## Problem
Print all of the entries exactly, minus the pictures.

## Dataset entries
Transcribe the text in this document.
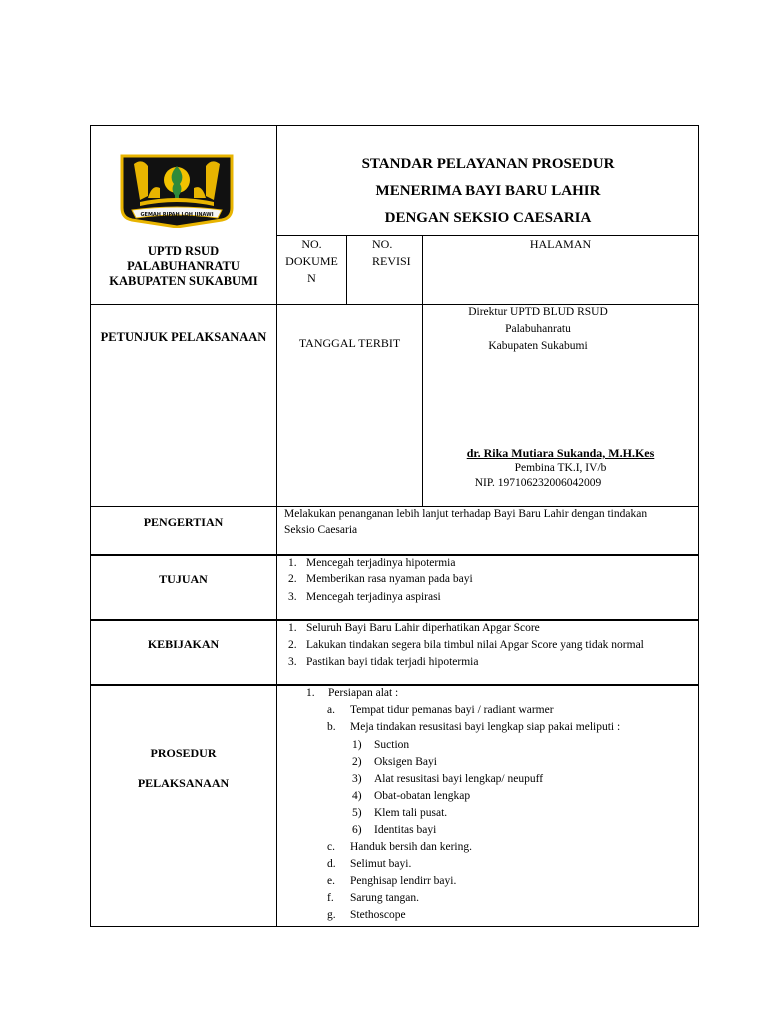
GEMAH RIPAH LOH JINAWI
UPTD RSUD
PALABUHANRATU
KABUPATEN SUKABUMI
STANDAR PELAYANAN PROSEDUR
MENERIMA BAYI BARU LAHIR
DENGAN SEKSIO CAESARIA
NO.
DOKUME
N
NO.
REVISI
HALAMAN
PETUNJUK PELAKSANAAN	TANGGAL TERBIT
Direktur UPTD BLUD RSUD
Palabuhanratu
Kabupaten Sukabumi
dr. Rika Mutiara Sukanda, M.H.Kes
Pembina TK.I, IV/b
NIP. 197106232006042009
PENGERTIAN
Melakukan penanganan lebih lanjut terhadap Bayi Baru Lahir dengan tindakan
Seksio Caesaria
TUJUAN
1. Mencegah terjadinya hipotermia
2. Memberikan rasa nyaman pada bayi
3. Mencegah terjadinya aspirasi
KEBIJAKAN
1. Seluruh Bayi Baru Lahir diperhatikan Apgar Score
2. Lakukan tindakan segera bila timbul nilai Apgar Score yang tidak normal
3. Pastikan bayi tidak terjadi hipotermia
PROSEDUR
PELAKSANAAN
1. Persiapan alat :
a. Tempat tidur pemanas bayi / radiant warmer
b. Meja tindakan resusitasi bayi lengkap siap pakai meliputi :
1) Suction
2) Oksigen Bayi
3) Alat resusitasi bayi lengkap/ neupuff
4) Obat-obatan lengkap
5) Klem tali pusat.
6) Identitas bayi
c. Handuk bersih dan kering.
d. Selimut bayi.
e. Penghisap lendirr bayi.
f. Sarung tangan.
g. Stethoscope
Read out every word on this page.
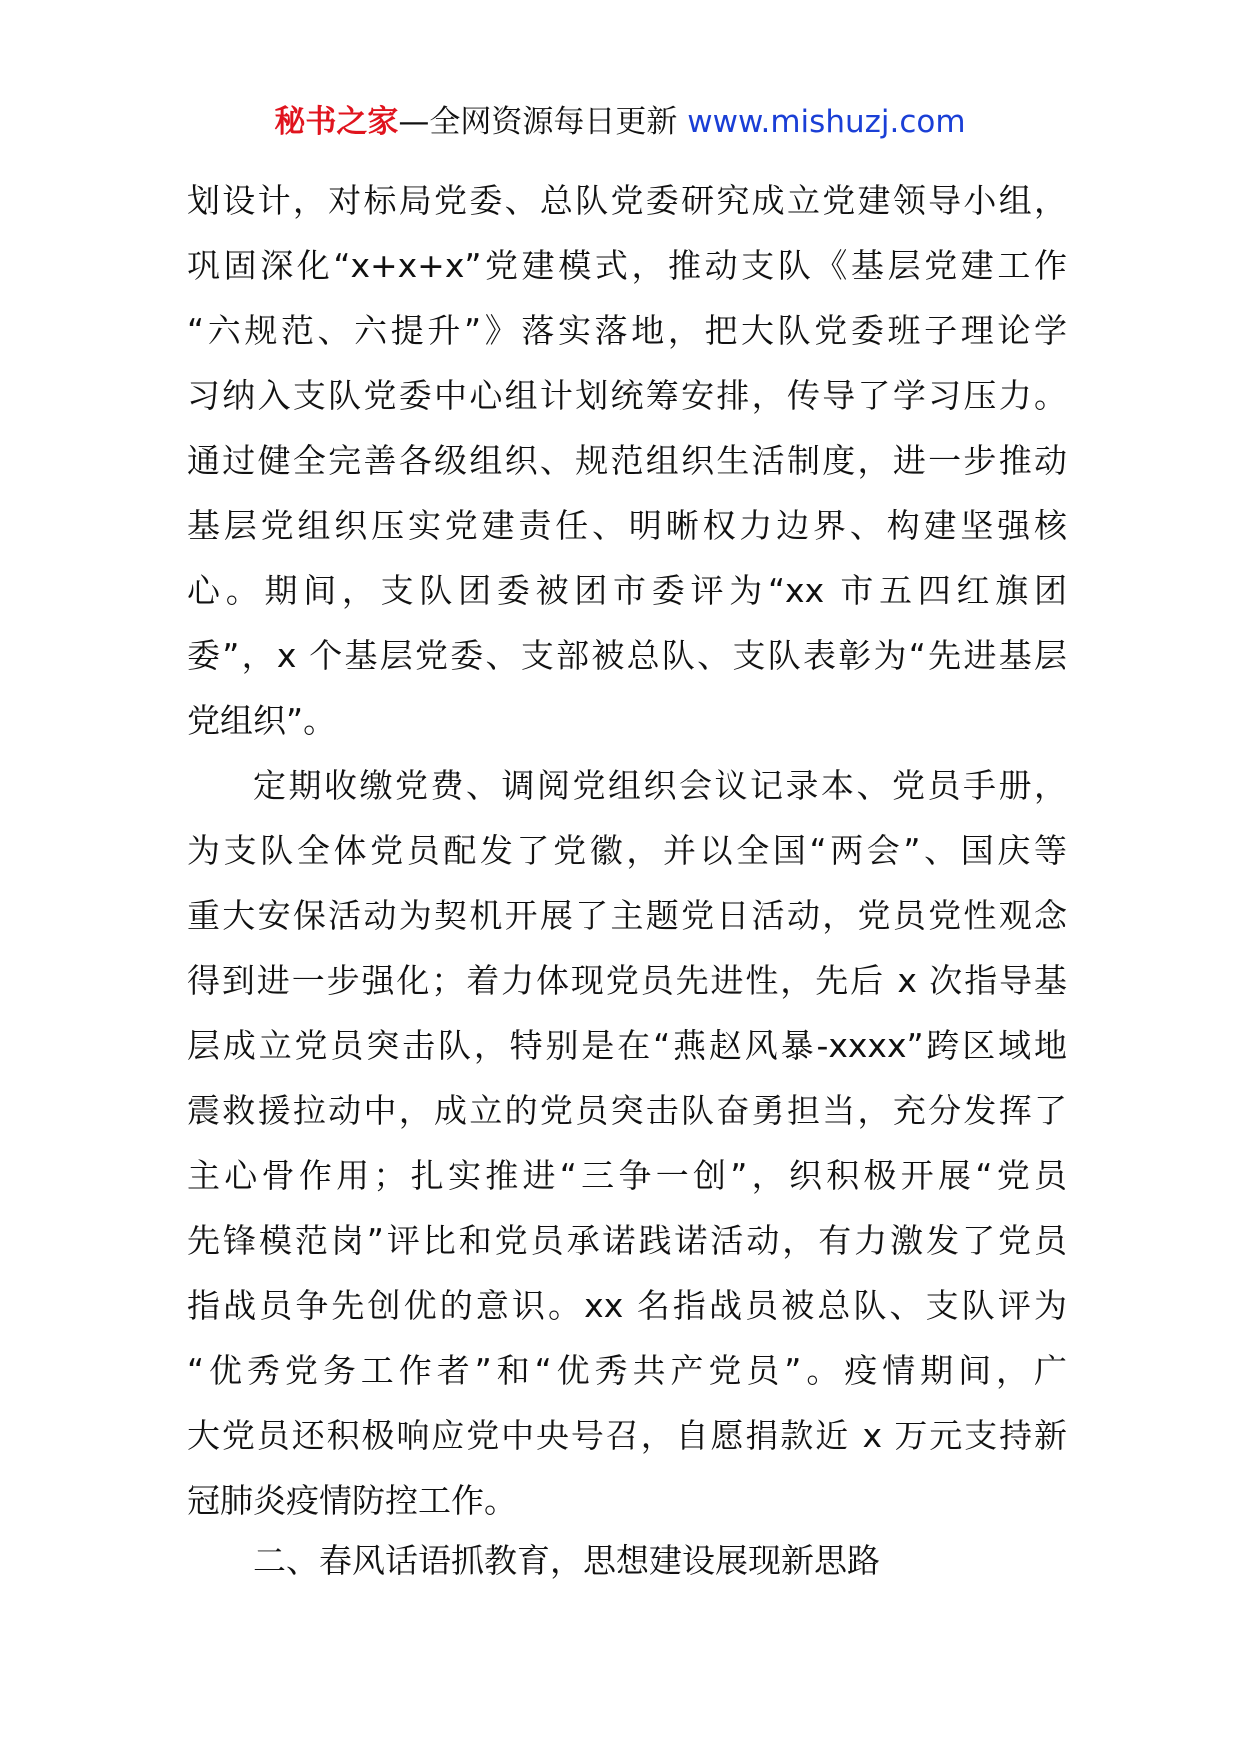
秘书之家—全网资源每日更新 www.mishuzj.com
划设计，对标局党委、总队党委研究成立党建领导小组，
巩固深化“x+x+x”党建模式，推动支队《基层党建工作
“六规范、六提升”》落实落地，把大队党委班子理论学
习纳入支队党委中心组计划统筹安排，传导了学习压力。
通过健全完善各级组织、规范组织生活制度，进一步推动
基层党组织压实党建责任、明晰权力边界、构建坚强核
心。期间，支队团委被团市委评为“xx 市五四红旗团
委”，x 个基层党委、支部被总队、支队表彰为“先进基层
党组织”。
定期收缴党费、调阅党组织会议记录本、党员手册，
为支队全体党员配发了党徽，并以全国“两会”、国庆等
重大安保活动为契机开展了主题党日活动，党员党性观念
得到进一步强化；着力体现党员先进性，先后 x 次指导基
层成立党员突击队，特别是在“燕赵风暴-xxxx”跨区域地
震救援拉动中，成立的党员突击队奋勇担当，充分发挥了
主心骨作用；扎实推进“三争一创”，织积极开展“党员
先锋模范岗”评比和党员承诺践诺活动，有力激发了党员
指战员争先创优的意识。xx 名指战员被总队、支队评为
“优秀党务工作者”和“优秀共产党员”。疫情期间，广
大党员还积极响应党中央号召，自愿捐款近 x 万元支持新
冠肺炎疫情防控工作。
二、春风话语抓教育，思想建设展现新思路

## Result
Transcribe the text in this document.
GEMAH RIPAH LOH JINAWI
UPTD RSUD
PALABUHANRATU
KABUPATEN SUKABUMI
STANDAR PELAYANAN PROSEDUR
MENERIMA BAYI BARU LAHIR
DENGAN SEKSIO CAESARIA
NO.
DOKUME
N
NO.
REVISI
HALAMAN
PETUNJUK PELAKSANAAN	TANGGAL TERBIT
Direktur UPTD BLUD RSUD
Palabuhanratu
Kabupaten Sukabumi
dr. Rika Mutiara Sukanda, M.H.Kes
Pembina TK.I, IV/b
NIP. 197106232006042009
PENGERTIAN
Melakukan penanganan lebih lanjut terhadap Bayi Baru Lahir dengan tindakan
Seksio Caesaria
TUJUAN
1. Mencegah terjadinya hipotermia
2. Memberikan rasa nyaman pada bayi
3. Mencegah terjadinya aspirasi
KEBIJAKAN
1. Seluruh Bayi Baru Lahir diperhatikan Apgar Score
2. Lakukan tindakan segera bila timbul nilai Apgar Score yang tidak normal
3. Pastikan bayi tidak terjadi hipotermia
PROSEDUR
PELAKSANAAN
1. Persiapan alat :
a. Tempat tidur pemanas bayi / radiant warmer
b. Meja tindakan resusitasi bayi lengkap siap pakai meliputi :
1) Suction
2) Oksigen Bayi
3) Alat resusitasi bayi lengkap/ neupuff
4) Obat-obatan lengkap
5) Klem tali pusat.
6) Identitas bayi
c. Handuk bersih dan kering.
d. Selimut bayi.
e. Penghisap lendirr bayi.
f. Sarung tangan.
g. Stethoscope
Read out every word on this page.
秘书之家—全网资源每日更新 www.mishuzj.com
划设计，对标局党委、总队党委研究成立党建领导小组，
巩固深化“x+x+x”党建模式，推动支队《基层党建工作
“六规范、六提升”》落实落地，把大队党委班子理论学
习纳入支队党委中心组计划统筹安排，传导了学习压力。
通过健全完善各级组织、规范组织生活制度，进一步推动
基层党组织压实党建责任、明晰权力边界、构建坚强核
心。期间，支队团委被团市委评为“xx 市五四红旗团
委”，x 个基层党委、支部被总队、支队表彰为“先进基层
党组织”。
定期收缴党费、调阅党组织会议记录本、党员手册，
为支队全体党员配发了党徽，并以全国“两会”、国庆等
重大安保活动为契机开展了主题党日活动，党员党性观念
得到进一步强化；着力体现党员先进性，先后 x 次指导基
层成立党员突击队，特别是在“燕赵风暴-xxxx”跨区域地
震救援拉动中，成立的党员突击队奋勇担当，充分发挥了
主心骨作用；扎实推进“三争一创”，织积极开展“党员
先锋模范岗”评比和党员承诺践诺活动，有力激发了党员
指战员争先创优的意识。xx 名指战员被总队、支队评为
“优秀党务工作者”和“优秀共产党员”。疫情期间，广
大党员还积极响应党中央号召，自愿捐款近 x 万元支持新
冠肺炎疫情防控工作。
二、春风话语抓教育，思想建设展现新思路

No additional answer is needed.